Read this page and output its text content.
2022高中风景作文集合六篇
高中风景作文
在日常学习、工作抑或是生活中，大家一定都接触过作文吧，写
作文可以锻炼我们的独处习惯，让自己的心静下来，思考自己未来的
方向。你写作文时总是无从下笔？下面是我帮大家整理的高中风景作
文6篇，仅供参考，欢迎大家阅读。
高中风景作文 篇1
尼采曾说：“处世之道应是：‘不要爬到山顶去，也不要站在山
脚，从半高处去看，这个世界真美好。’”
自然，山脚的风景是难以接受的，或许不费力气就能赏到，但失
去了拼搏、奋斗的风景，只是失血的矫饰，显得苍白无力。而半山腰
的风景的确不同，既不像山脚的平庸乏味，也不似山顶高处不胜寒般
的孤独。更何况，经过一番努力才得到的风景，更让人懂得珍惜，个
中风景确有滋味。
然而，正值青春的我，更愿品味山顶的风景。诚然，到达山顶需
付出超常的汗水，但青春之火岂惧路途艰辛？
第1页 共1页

**GIVEN EXERCISE**.
Copy all the records above exactly, missing none.

**TASK RESPONSE**.
Read this page and output its text content.
2022高中风景作文集合六篇
高中风景作文
在日常学习、工作抑或是生活中，大家一定都接触过作文吧，写
作文可以锻炼我们的独处习惯，让自己的心静下来，思考自己未来的
方向。你写作文时总是无从下笔？下面是我帮大家整理的高中风景作
文6篇，仅供参考，欢迎大家阅读。
高中风景作文 篇1
尼采曾说：“处世之道应是：‘不要爬到山顶去，也不要站在山
脚，从半高处去看，这个世界真美好。’”
自然，山脚的风景是难以接受的，或许不费力气就能赏到，但失
去了拼搏、奋斗的风景，只是失血的矫饰，显得苍白无力。而半山腰
的风景的确不同，既不像山脚的平庸乏味，也不似山顶高处不胜寒般
的孤独。更何况，经过一番努力才得到的风景，更让人懂得珍惜，个
中风景确有滋味。
然而，正值青春的我，更愿品味山顶的风景。诚然，到达山顶需
付出超常的汗水，但青春之火岂惧路途艰辛？
第1页 共1页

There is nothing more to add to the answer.